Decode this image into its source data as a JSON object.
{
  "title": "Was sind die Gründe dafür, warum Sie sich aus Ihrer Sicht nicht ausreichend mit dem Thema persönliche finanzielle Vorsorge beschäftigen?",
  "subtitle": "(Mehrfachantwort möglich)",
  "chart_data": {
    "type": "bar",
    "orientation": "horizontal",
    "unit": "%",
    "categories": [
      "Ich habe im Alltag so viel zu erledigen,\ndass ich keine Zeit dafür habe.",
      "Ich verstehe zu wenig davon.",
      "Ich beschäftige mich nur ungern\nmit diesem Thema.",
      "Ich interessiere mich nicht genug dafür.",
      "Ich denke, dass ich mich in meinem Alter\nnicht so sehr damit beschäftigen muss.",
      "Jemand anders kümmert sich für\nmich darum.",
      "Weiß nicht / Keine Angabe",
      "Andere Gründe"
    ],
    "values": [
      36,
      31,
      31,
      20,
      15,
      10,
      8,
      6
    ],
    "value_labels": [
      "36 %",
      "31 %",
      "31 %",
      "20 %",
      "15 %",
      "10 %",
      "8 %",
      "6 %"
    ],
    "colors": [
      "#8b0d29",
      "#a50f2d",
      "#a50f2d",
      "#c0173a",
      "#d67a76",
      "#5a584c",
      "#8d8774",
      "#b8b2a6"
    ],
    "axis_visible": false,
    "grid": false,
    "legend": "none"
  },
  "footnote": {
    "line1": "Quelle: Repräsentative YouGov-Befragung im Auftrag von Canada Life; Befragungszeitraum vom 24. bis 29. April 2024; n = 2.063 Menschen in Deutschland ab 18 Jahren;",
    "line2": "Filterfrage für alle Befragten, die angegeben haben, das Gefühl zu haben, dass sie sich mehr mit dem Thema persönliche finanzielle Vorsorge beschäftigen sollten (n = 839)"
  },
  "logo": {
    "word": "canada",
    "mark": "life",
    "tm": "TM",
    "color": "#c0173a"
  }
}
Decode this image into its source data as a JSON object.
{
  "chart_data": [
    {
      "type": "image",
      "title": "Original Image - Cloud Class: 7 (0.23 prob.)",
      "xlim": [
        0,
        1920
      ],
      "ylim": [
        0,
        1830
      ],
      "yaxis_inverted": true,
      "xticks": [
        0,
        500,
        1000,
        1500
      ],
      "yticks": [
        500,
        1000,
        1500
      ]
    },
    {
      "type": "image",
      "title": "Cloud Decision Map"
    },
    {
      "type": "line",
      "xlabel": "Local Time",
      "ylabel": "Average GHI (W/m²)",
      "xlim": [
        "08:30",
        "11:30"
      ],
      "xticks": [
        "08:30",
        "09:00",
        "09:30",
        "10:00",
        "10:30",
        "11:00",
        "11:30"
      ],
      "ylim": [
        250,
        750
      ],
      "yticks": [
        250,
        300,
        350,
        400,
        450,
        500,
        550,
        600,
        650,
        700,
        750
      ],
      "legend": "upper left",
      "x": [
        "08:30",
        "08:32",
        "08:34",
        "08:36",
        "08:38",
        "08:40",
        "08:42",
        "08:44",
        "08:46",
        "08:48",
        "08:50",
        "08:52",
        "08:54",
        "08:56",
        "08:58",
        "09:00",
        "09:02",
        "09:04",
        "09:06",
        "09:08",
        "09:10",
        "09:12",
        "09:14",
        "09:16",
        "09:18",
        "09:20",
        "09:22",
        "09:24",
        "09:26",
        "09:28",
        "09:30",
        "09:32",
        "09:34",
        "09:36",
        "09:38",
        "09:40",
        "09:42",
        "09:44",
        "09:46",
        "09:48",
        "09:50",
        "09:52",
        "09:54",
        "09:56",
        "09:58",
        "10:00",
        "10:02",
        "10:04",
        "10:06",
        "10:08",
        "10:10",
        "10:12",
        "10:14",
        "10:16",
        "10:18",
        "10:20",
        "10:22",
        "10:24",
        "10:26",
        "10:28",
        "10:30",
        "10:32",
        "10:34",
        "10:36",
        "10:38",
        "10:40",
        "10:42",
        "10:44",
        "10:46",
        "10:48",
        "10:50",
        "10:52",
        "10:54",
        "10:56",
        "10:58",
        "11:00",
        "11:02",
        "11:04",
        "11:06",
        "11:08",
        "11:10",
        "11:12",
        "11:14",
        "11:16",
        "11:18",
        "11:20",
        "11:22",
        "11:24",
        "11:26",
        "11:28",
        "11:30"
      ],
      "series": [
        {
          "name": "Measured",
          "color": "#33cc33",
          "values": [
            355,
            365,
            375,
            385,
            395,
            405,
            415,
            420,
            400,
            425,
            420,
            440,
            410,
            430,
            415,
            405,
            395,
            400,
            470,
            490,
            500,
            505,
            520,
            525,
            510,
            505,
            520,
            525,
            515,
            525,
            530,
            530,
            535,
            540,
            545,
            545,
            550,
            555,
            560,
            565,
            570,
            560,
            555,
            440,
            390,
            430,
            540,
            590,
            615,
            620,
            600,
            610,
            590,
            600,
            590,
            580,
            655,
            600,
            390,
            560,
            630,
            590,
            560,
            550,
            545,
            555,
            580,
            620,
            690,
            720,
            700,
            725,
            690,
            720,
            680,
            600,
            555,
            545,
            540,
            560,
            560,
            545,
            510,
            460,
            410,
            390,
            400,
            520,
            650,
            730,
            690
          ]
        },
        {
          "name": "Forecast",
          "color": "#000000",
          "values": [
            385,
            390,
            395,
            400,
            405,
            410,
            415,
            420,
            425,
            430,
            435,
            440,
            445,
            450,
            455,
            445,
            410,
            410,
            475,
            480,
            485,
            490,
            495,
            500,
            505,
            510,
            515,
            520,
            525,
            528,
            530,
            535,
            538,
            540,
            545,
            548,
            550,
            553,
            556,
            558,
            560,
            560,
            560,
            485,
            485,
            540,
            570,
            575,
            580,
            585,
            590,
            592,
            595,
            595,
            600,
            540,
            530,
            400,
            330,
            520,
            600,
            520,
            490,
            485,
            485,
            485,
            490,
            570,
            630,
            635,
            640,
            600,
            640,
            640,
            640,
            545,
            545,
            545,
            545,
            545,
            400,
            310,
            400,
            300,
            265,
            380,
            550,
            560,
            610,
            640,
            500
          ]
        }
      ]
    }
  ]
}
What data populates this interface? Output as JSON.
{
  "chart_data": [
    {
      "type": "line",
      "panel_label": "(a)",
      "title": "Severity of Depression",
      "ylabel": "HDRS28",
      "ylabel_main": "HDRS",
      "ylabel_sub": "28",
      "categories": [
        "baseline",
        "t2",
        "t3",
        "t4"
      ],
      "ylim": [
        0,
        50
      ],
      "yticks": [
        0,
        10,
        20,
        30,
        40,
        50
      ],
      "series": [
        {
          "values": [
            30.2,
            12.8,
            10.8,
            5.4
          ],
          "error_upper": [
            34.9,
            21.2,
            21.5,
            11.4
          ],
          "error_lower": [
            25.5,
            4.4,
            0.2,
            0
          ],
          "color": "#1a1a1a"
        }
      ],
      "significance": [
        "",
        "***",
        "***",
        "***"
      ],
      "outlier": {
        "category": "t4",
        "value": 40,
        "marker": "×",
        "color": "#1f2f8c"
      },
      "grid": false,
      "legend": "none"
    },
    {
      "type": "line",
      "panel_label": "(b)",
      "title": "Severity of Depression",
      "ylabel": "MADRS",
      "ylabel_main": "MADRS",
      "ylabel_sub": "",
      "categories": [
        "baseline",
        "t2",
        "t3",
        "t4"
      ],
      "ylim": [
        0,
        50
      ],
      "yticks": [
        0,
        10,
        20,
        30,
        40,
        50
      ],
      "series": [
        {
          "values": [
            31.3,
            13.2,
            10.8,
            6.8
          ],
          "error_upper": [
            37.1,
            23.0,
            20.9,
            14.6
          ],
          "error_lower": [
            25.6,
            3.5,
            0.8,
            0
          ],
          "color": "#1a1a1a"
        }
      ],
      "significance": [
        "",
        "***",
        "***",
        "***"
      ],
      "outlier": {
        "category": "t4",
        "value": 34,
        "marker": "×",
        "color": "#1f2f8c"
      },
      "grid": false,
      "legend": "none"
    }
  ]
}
______
Aim: Pull every line containing "sich" from the material above.

Exercise output:
  "title": "Was sind die Gründe dafür, warum Sie sich aus Ihrer Sicht nicht ausreichend mit dem Thema persönliche finanzielle Vorsorge beschäftigen?",
      "Jemand anders kümmert sich für\nmich darum.",
    "line2": "Filterfrage für alle Befragten, die angegeben haben, das Gefühl zu haben, dass sie sich mehr mit dem Thema persönliche finanzielle Vorsorge beschäftigen sollten (n = 839)"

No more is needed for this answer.